> **Stated problem**
Would you repeat the listing exactly but omit every picture?

╭──

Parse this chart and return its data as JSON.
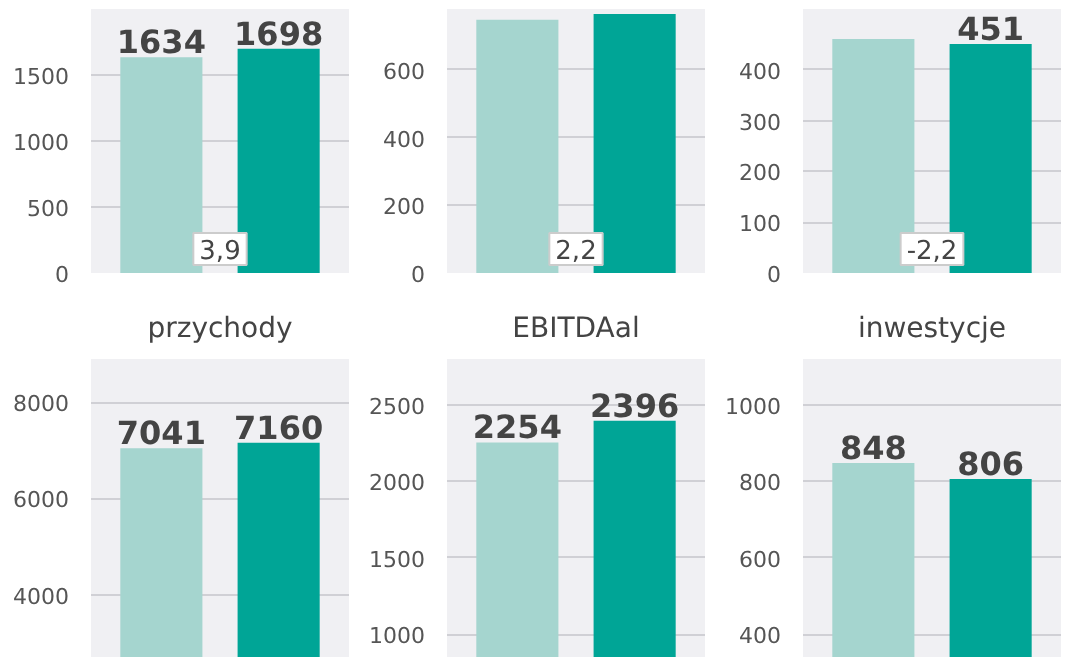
{
  "chart_data": [
    {
      "type": "bar",
      "categories": [
        null,
        null
      ],
      "values": [
        1634,
        1698
      ],
      "colors": [
        "#a5d5cf",
        "#00a596"
      ],
      "ylim": [
        0,
        2000
      ],
      "yticks": [
        0,
        500,
        1000,
        1500
      ],
      "grid": "y",
      "data_labels": true,
      "xlabel": "przychody",
      "annotations": [
        "3,9"
      ],
      "tick_labels": "y"
    },
    {
      "type": "bar",
      "categories": [
        null,
        null
      ],
      "values": [
        748,
        765
      ],
      "colors": [
        "#a5d5cf",
        "#00a596"
      ],
      "ylim": [
        0,
        780
      ],
      "yticks": [
        0,
        200,
        400,
        600
      ],
      "grid": "y",
      "xlabel": "EBITDAal",
      "annotations": [
        "2,2"
      ],
      "tick_labels": "y"
    },
    {
      "type": "bar",
      "categories": [
        null,
        null
      ],
      "values": [
        461,
        451
      ],
      "colors": [
        "#a5d5cf",
        "#00a596"
      ],
      "ylim": [
        0,
        520
      ],
      "yticks": [
        0,
        100,
        200,
        300,
        400
      ],
      "grid": "y",
      "value_labels": [
        null,
        "451"
      ],
      "xlabel": "inwestycje",
      "annotations": [
        "-2,2"
      ],
      "tick_labels": "y"
    },
    {
      "type": "bar",
      "categories": [
        null,
        null
      ],
      "values": [
        7041,
        7160
      ],
      "colors": [
        "#a5d5cf",
        "#00a596"
      ],
      "ylim": [
        2700,
        8900
      ],
      "yticks": [
        4000,
        6000,
        8000
      ],
      "grid": "y",
      "data_labels": true,
      "tick_labels": "y"
    },
    {
      "type": "bar",
      "categories": [
        null,
        null
      ],
      "values": [
        2254,
        2396
      ],
      "colors": [
        "#a5d5cf",
        "#00a596"
      ],
      "ylim": [
        850,
        2800
      ],
      "yticks": [
        1000,
        1500,
        2000,
        2500
      ],
      "grid": "y",
      "data_labels": true,
      "tick_labels": "y"
    },
    {
      "type": "bar",
      "categories": [
        null,
        null
      ],
      "values": [
        848,
        806
      ],
      "colors": [
        "#a5d5cf",
        "#00a596"
      ],
      "ylim": [
        340,
        1120
      ],
      "yticks": [
        400,
        600,
        800,
        1000
      ],
      "grid": "y",
      "data_labels": true,
      "tick_labels": "y"
    }
  ]
}
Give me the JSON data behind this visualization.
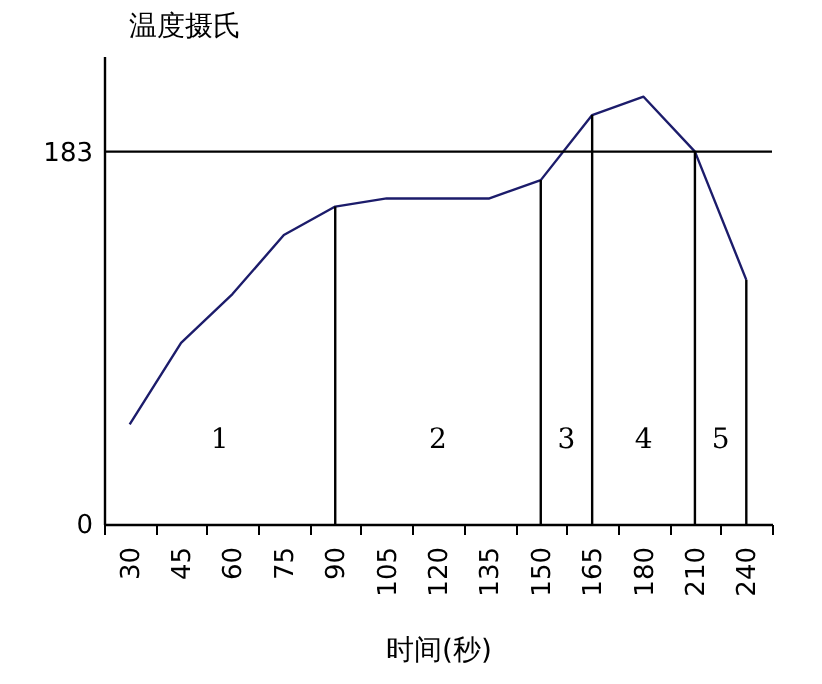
{
  "chart_data": {
    "type": "line",
    "xlabel": "时间(秒)",
    "ylabel": "温度摄氏",
    "categories": [
      "30",
      "45",
      "60",
      "75",
      "90",
      "105",
      "120",
      "135",
      "150",
      "165",
      "180",
      "210",
      "240"
    ],
    "series": [
      {
        "color": "#1c1c6b",
        "values": [
          49,
          89,
          113,
          142,
          156,
          160,
          160,
          160,
          169,
          201,
          210,
          183,
          120
        ]
      }
    ],
    "ylim": [
      0,
      230
    ],
    "yticks": [
      0,
      183
    ],
    "ref_lines": [
      {
        "axis": "y",
        "value": 183,
        "color": "#000000"
      },
      {
        "axis": "x",
        "value": "90",
        "color": "#000000"
      },
      {
        "axis": "x",
        "value": "150",
        "color": "#000000"
      },
      {
        "axis": "x",
        "value": "165",
        "color": "#000000"
      },
      {
        "axis": "x",
        "value": "210",
        "color": "#000000"
      },
      {
        "axis": "x",
        "value": "240",
        "color": "#000000"
      }
    ],
    "annotations": [
      "1",
      "2",
      "3",
      "4",
      "5"
    ],
    "marker": "none",
    "line_style": "solid"
  }
}
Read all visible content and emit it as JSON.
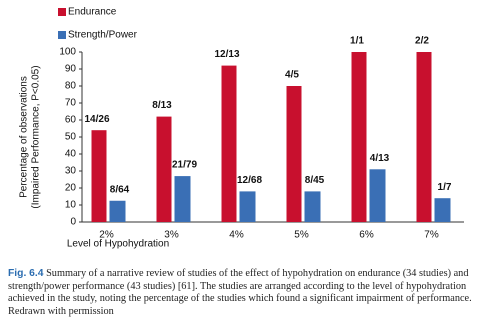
{
  "chart_data": {
    "type": "bar",
    "categories": [
      "2%",
      "3%",
      "4%",
      "5%",
      "6%",
      "7%"
    ],
    "series": [
      {
        "name": "Endurance",
        "color": "#c8102e",
        "values": [
          54,
          62,
          92,
          80,
          100,
          100
        ],
        "value_labels": [
          "14/26",
          "8/13",
          "12/13",
          "4/5",
          "1/1",
          "2/2"
        ]
      },
      {
        "name": "Strength/Power",
        "color": "#3a6fb5",
        "values": [
          12.5,
          27,
          18,
          18,
          31,
          14
        ],
        "value_labels": [
          "8/64",
          "21/79",
          "12/68",
          "8/45",
          "4/13",
          "1/7"
        ]
      }
    ],
    "ylim": [
      0,
      100
    ],
    "yticks": [
      0,
      10,
      20,
      30,
      40,
      50,
      60,
      70,
      80,
      90,
      100
    ],
    "x_label": "Level of Hypohydration",
    "y_label": [
      "Percentage of observations",
      "(Impaired Performance, P<0.05)"
    ],
    "caption": {
      "label": "Fig. 6.4",
      "text": "Summary of a narrative review of studies of the effect of hypohydration on endurance (34 studies) and strength/power performance (43 studies) [61]. The studies are arranged according to the level of hypohydration achieved in the study, noting the percentage of the studies which found a significant impairment of performance. Redrawn with permission"
    }
  }
}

╰──

> **Output of the task**
Parse this chart and return its data as JSON.
{
  "chart_data": [
    {
      "type": "bar",
      "categories": [
        null,
        null
      ],
      "values": [
        1634,
        1698
      ],
      "colors": [
        "#a5d5cf",
        "#00a596"
      ],
      "ylim": [
        0,
        2000
      ],
      "yticks": [
        0,
        500,
        1000,
        1500
      ],
      "grid": "y",
      "data_labels": true,
      "xlabel": "przychody",
      "annotations": [
        "3,9"
      ],
      "tick_labels": "y"
    },
    {
      "type": "bar",
      "categories": [
        null,
        null
      ],
      "values": [
        748,
        765
      ],
      "colors": [
        "#a5d5cf",
        "#00a596"
      ],
      "ylim": [
        0,
        780
      ],
      "yticks": [
        0,
        200,
        400,
        600
      ],
      "grid": "y",
      "xlabel": "EBITDAal",
      "annotations": [
        "2,2"
      ],
      "tick_labels": "y"
    },
    {
      "type": "bar",
      "categories": [
        null,
        null
      ],
      "values": [
        461,
        451
      ],
      "colors": [
        "#a5d5cf",
        "#00a596"
      ],
      "ylim": [
        0,
        520
      ],
      "yticks": [
        0,
        100,
        200,
        300,
        400
      ],
      "grid": "y",
      "value_labels": [
        null,
        "451"
      ],
      "xlabel": "inwestycje",
      "annotations": [
        "-2,2"
      ],
      "tick_labels": "y"
    },
    {
      "type": "bar",
      "categories": [
        null,
        null
      ],
      "values": [
        7041,
        7160
      ],
      "colors": [
        "#a5d5cf",
        "#00a596"
      ],
      "ylim": [
        2700,
        8900
      ],
      "yticks": [
        4000,
        6000,
        8000
      ],
      "grid": "y",
      "data_labels": true,
      "tick_labels": "y"
    },
    {
      "type": "bar",
      "categories": [
        null,
        null
      ],
      "values": [
        2254,
        2396
      ],
      "colors": [
        "#a5d5cf",
        "#00a596"
      ],
      "ylim": [
        850,
        2800
      ],
      "yticks": [
        1000,
        1500,
        2000,
        2500
      ],
      "grid": "y",
      "data_labels": true,
      "tick_labels": "y"
    },
    {
      "type": "bar",
      "categories": [
        null,
        null
      ],
      "values": [
        848,
        806
      ],
      "colors": [
        "#a5d5cf",
        "#00a596"
      ],
      "ylim": [
        340,
        1120
      ],
      "yticks": [
        400,
        600,
        800,
        1000
      ],
      "grid": "y",
      "data_labels": true,
      "tick_labels": "y"
    }
  ]
}
Give me the JSON data behind this visualization.
{
  "chart_data": {
    "type": "line",
    "xlabel": "时间(秒)",
    "ylabel": "温度摄氏",
    "categories": [
      "30",
      "45",
      "60",
      "75",
      "90",
      "105",
      "120",
      "135",
      "150",
      "165",
      "180",
      "210",
      "240"
    ],
    "series": [
      {
        "color": "#1c1c6b",
        "values": [
          49,
          89,
          113,
          142,
          156,
          160,
          160,
          160,
          169,
          201,
          210,
          183,
          120
        ]
      }
    ],
    "ylim": [
      0,
      230
    ],
    "yticks": [
      0,
      183
    ],
    "ref_lines": [
      {
        "axis": "y",
        "value": 183,
        "color": "#000000"
      },
      {
        "axis": "x",
        "value": "90",
        "color": "#000000"
      },
      {
        "axis": "x",
        "value": "150",
        "color": "#000000"
      },
      {
        "axis": "x",
        "value": "165",
        "color": "#000000"
      },
      {
        "axis": "x",
        "value": "210",
        "color": "#000000"
      },
      {
        "axis": "x",
        "value": "240",
        "color": "#000000"
      }
    ],
    "annotations": [
      "1",
      "2",
      "3",
      "4",
      "5"
    ],
    "marker": "none",
    "line_style": "solid"
  }
}
Read all visible content and emit it as JSON.
{
  "chart_data": {
    "type": "bar",
    "categories": [
      "2%",
      "3%",
      "4%",
      "5%",
      "6%",
      "7%"
    ],
    "series": [
      {
        "name": "Endurance",
        "color": "#c8102e",
        "values": [
          54,
          62,
          92,
          80,
          100,
          100
        ],
        "value_labels": [
          "14/26",
          "8/13",
          "12/13",
          "4/5",
          "1/1",
          "2/2"
        ]
      },
      {
        "name": "Strength/Power",
        "color": "#3a6fb5",
        "values": [
          12.5,
          27,
          18,
          18,
          31,
          14
        ],
        "value_labels": [
          "8/64",
          "21/79",
          "12/68",
          "8/45",
          "4/13",
          "1/7"
        ]
      }
    ],
    "ylim": [
      0,
      100
    ],
    "yticks": [
      0,
      10,
      20,
      30,
      40,
      50,
      60,
      70,
      80,
      90,
      100
    ],
    "x_label": "Level of Hypohydration",
    "y_label": [
      "Percentage of observations",
      "(Impaired Performance, P<0.05)"
    ],
    "caption": {
      "label": "Fig. 6.4",
      "text": "Summary of a narrative review of studies of the effect of hypohydration on endurance (34 studies) and strength/power performance (43 studies) [61]. The studies are arranged according to the level of hypohydration achieved in the study, noting the percentage of the studies which found a significant impairment of performance. Redrawn with permission"
    }
  }
}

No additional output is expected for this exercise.